(Dataset entries)
## begin

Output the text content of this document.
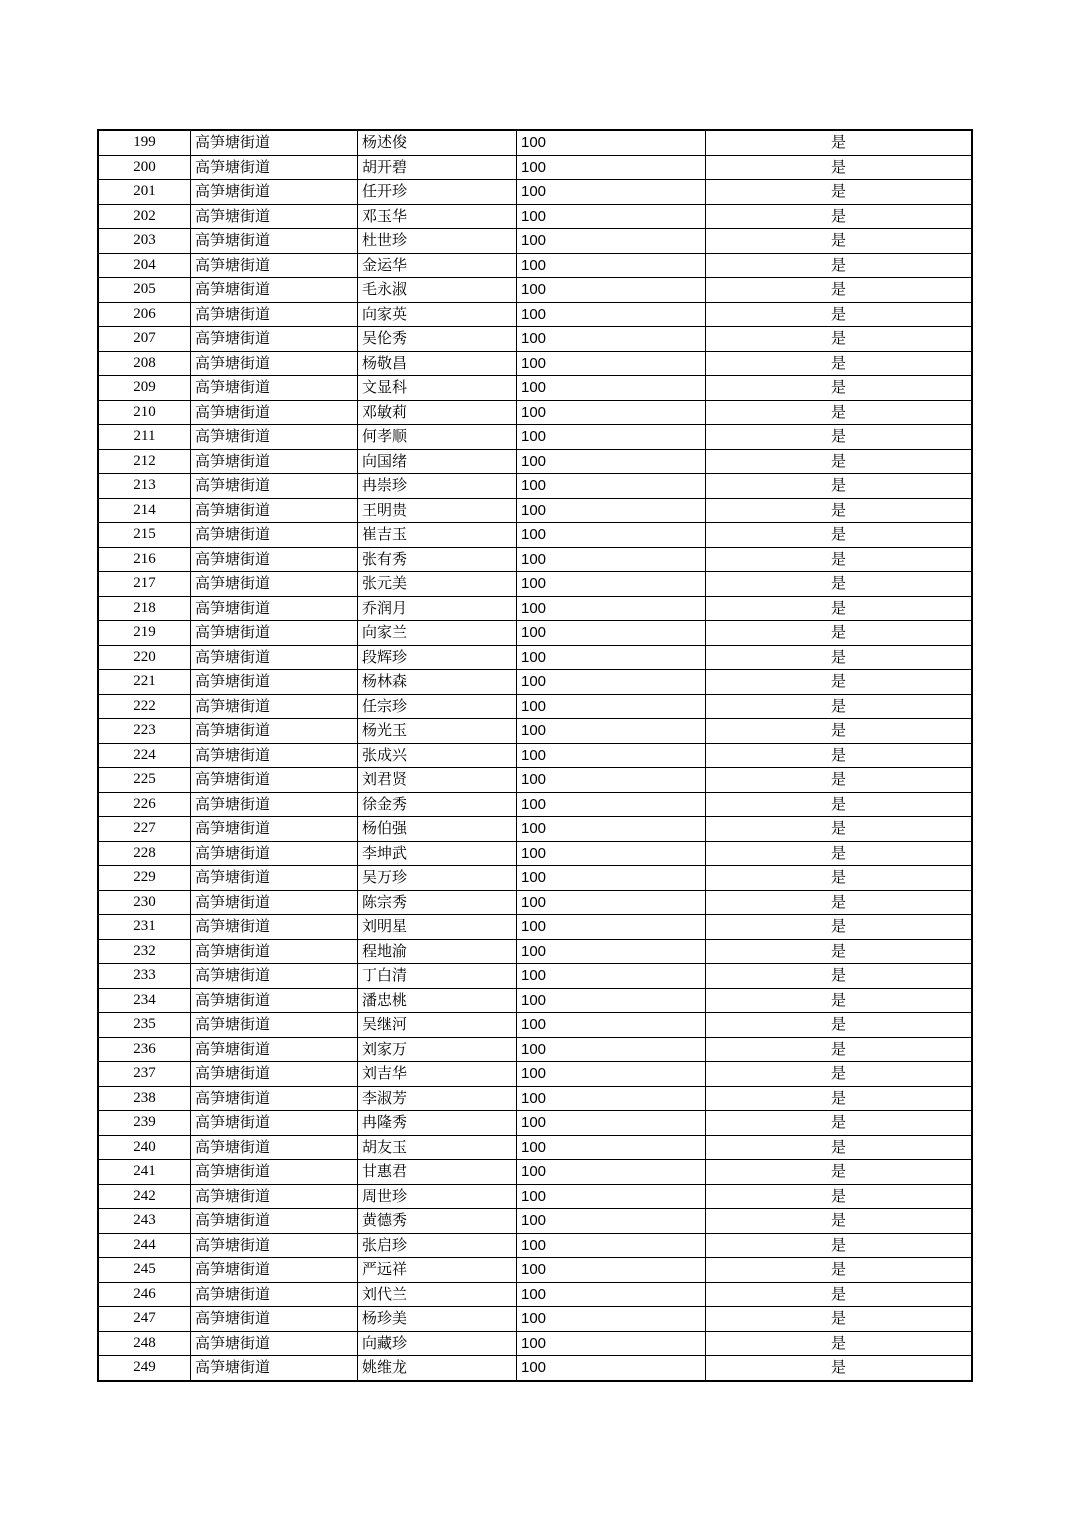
199	高笋塘街道	杨述俊	100	是
200	高笋塘街道	胡开碧	100	是
201	高笋塘街道	任开珍	100	是
202	高笋塘街道	邓玉华	100	是
203	高笋塘街道	杜世珍	100	是
204	高笋塘街道	金运华	100	是
205	高笋塘街道	毛永淑	100	是
206	高笋塘街道	向家英	100	是
207	高笋塘街道	吴伦秀	100	是
208	高笋塘街道	杨敬昌	100	是
209	高笋塘街道	文显科	100	是
210	高笋塘街道	邓敏莉	100	是
211	高笋塘街道	何孝顺	100	是
212	高笋塘街道	向国绪	100	是
213	高笋塘街道	冉崇珍	100	是
214	高笋塘街道	王明贵	100	是
215	高笋塘街道	崔吉玉	100	是
216	高笋塘街道	张有秀	100	是
217	高笋塘街道	张元美	100	是
218	高笋塘街道	乔润月	100	是
219	高笋塘街道	向家兰	100	是
220	高笋塘街道	段辉珍	100	是
221	高笋塘街道	杨林森	100	是
222	高笋塘街道	任宗珍	100	是
223	高笋塘街道	杨光玉	100	是
224	高笋塘街道	张成兴	100	是
225	高笋塘街道	刘君贤	100	是
226	高笋塘街道	徐金秀	100	是
227	高笋塘街道	杨伯强	100	是
228	高笋塘街道	李坤武	100	是
229	高笋塘街道	吴万珍	100	是
230	高笋塘街道	陈宗秀	100	是
231	高笋塘街道	刘明星	100	是
232	高笋塘街道	程地渝	100	是
233	高笋塘街道	丁白清	100	是
234	高笋塘街道	潘忠桃	100	是
235	高笋塘街道	吴继河	100	是
236	高笋塘街道	刘家万	100	是
237	高笋塘街道	刘吉华	100	是
238	高笋塘街道	李淑芳	100	是
239	高笋塘街道	冉隆秀	100	是
240	高笋塘街道	胡友玉	100	是
241	高笋塘街道	甘惠君	100	是
242	高笋塘街道	周世珍	100	是
243	高笋塘街道	黄德秀	100	是
244	高笋塘街道	张启珍	100	是
245	高笋塘街道	严远祥	100	是
246	高笋塘街道	刘代兰	100	是
247	高笋塘街道	杨珍美	100	是
248	高笋塘街道	向藏珍	100	是
249	高笋塘街道	姚维龙	100	是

## end

* [PROBLEM STATEMENT]: Copy every line above word for word and exclude the pictures.

* [RESPONSE TO THIS TASK]:
Output the text content of this document.
199	高笋塘街道	杨述俊	100	是
200	高笋塘街道	胡开碧	100	是
201	高笋塘街道	任开珍	100	是
202	高笋塘街道	邓玉华	100	是
203	高笋塘街道	杜世珍	100	是
204	高笋塘街道	金运华	100	是
205	高笋塘街道	毛永淑	100	是
206	高笋塘街道	向家英	100	是
207	高笋塘街道	吴伦秀	100	是
208	高笋塘街道	杨敬昌	100	是
209	高笋塘街道	文显科	100	是
210	高笋塘街道	邓敏莉	100	是
211	高笋塘街道	何孝顺	100	是
212	高笋塘街道	向国绪	100	是
213	高笋塘街道	冉崇珍	100	是
214	高笋塘街道	王明贵	100	是
215	高笋塘街道	崔吉玉	100	是
216	高笋塘街道	张有秀	100	是
217	高笋塘街道	张元美	100	是
218	高笋塘街道	乔润月	100	是
219	高笋塘街道	向家兰	100	是
220	高笋塘街道	段辉珍	100	是
221	高笋塘街道	杨林森	100	是
222	高笋塘街道	任宗珍	100	是
223	高笋塘街道	杨光玉	100	是
224	高笋塘街道	张成兴	100	是
225	高笋塘街道	刘君贤	100	是
226	高笋塘街道	徐金秀	100	是
227	高笋塘街道	杨伯强	100	是
228	高笋塘街道	李坤武	100	是
229	高笋塘街道	吴万珍	100	是
230	高笋塘街道	陈宗秀	100	是
231	高笋塘街道	刘明星	100	是
232	高笋塘街道	程地渝	100	是
233	高笋塘街道	丁白清	100	是
234	高笋塘街道	潘忠桃	100	是
235	高笋塘街道	吴继河	100	是
236	高笋塘街道	刘家万	100	是
237	高笋塘街道	刘吉华	100	是
238	高笋塘街道	李淑芳	100	是
239	高笋塘街道	冉隆秀	100	是
240	高笋塘街道	胡友玉	100	是
241	高笋塘街道	甘惠君	100	是
242	高笋塘街道	周世珍	100	是
243	高笋塘街道	黄德秀	100	是
244	高笋塘街道	张启珍	100	是
245	高笋塘街道	严远祥	100	是
246	高笋塘街道	刘代兰	100	是
247	高笋塘街道	杨珍美	100	是
248	高笋塘街道	向藏珍	100	是
249	高笋塘街道	姚维龙	100	是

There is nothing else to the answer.